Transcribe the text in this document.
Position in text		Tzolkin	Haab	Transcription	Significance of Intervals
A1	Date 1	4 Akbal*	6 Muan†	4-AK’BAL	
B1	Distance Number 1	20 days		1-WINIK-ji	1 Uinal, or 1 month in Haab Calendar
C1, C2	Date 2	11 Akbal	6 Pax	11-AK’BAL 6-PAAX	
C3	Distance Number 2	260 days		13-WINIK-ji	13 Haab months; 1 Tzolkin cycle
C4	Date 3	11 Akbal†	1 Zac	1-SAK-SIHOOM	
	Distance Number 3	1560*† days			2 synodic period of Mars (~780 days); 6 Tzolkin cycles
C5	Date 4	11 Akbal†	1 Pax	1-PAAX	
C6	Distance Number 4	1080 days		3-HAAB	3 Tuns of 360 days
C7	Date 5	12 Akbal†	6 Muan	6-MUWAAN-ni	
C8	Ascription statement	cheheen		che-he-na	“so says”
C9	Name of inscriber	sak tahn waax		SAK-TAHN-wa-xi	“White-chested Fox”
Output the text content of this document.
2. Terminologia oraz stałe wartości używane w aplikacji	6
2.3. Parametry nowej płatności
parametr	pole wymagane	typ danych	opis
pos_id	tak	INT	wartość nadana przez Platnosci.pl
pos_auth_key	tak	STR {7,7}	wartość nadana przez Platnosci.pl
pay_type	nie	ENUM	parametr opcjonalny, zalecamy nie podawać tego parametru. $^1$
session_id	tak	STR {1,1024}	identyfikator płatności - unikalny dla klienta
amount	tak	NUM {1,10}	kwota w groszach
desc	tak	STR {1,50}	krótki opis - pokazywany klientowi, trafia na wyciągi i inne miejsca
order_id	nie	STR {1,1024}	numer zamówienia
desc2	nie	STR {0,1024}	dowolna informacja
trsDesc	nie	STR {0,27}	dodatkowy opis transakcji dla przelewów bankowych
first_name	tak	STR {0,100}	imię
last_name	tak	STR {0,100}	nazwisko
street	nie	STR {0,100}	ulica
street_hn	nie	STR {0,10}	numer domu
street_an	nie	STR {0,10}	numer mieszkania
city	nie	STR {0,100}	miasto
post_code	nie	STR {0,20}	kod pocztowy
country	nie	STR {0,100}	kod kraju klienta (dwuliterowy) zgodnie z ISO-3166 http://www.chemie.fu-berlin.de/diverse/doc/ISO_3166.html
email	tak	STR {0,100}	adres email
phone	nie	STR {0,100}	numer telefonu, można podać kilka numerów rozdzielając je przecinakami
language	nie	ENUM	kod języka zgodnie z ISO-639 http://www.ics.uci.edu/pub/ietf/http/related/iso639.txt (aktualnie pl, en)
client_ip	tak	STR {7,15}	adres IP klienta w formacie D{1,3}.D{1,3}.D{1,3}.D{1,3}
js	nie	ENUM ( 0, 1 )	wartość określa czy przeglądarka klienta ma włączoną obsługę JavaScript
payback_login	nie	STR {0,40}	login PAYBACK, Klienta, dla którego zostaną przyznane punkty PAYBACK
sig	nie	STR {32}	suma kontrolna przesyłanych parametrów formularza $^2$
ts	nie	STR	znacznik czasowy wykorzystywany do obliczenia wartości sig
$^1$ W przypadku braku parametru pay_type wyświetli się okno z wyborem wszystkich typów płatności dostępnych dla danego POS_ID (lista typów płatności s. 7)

════

> _Aim of the exercise_: All of the data above should be transcribed exactly.

> _Output below_:
Transcribe the text in this document.
Position in text		Tzolkin	Haab	Transcription	Significance of Intervals
A1	Date 1	4 Akbal*	6 Muan†	4-AK’BAL	
B1	Distance Number 1	20 days		1-WINIK-ji	1 Uinal, or 1 month in Haab Calendar
C1, C2	Date 2	11 Akbal	6 Pax	11-AK’BAL 6-PAAX	
C3	Distance Number 2	260 days		13-WINIK-ji	13 Haab months; 1 Tzolkin cycle
C4	Date 3	11 Akbal†	1 Zac	1-SAK-SIHOOM	
	Distance Number 3	1560*† days			2 synodic period of Mars (~780 days); 6 Tzolkin cycles
C5	Date 4	11 Akbal†	1 Pax	1-PAAX	
C6	Distance Number 4	1080 days		3-HAAB	3 Tuns of 360 days
C7	Date 5	12 Akbal†	6 Muan	6-MUWAAN-ni	
C8	Ascription statement	cheheen		che-he-na	“so says”
C9	Name of inscriber	sak tahn waax		SAK-TAHN-wa-xi	“White-chested Fox”
Output the text content of this document.
2. Terminologia oraz stałe wartości używane w aplikacji	6
2.3. Parametry nowej płatności
parametr	pole wymagane	typ danych	opis
pos_id	tak	INT	wartość nadana przez Platnosci.pl
pos_auth_key	tak	STR {7,7}	wartość nadana przez Platnosci.pl
pay_type	nie	ENUM	parametr opcjonalny, zalecamy nie podawać tego parametru. $^1$
session_id	tak	STR {1,1024}	identyfikator płatności - unikalny dla klienta
amount	tak	NUM {1,10}	kwota w groszach
desc	tak	STR {1,50}	krótki opis - pokazywany klientowi, trafia na wyciągi i inne miejsca
order_id	nie	STR {1,1024}	numer zamówienia
desc2	nie	STR {0,1024}	dowolna informacja
trsDesc	nie	STR {0,27}	dodatkowy opis transakcji dla przelewów bankowych
first_name	tak	STR {0,100}	imię
last_name	tak	STR {0,100}	nazwisko
street	nie	STR {0,100}	ulica
street_hn	nie	STR {0,10}	numer domu
street_an	nie	STR {0,10}	numer mieszkania
city	nie	STR {0,100}	miasto
post_code	nie	STR {0,20}	kod pocztowy
country	nie	STR {0,100}	kod kraju klienta (dwuliterowy) zgodnie z ISO-3166 http://www.chemie.fu-berlin.de/diverse/doc/ISO_3166.html
email	tak	STR {0,100}	adres email
phone	nie	STR {0,100}	numer telefonu, można podać kilka numerów rozdzielając je przecinakami
language	nie	ENUM	kod języka zgodnie z ISO-639 http://www.ics.uci.edu/pub/ietf/http/related/iso639.txt (aktualnie pl, en)
client_ip	tak	STR {7,15}	adres IP klienta w formacie D{1,3}.D{1,3}.D{1,3}.D{1,3}
js	nie	ENUM ( 0, 1 )	wartość określa czy przeglądarka klienta ma włączoną obsługę JavaScript
payback_login	nie	STR {0,40}	login PAYBACK, Klienta, dla którego zostaną przyznane punkty PAYBACK
sig	nie	STR {32}	suma kontrolna przesyłanych parametrów formularza $^2$
ts	nie	STR	znacznik czasowy wykorzystywany do obliczenia wartości sig
$^1$ W przypadku braku parametru pay_type wyświetli się okno z wyborem wszystkich typów płatności dostępnych dla danego POS_ID (lista typów płatności s. 7)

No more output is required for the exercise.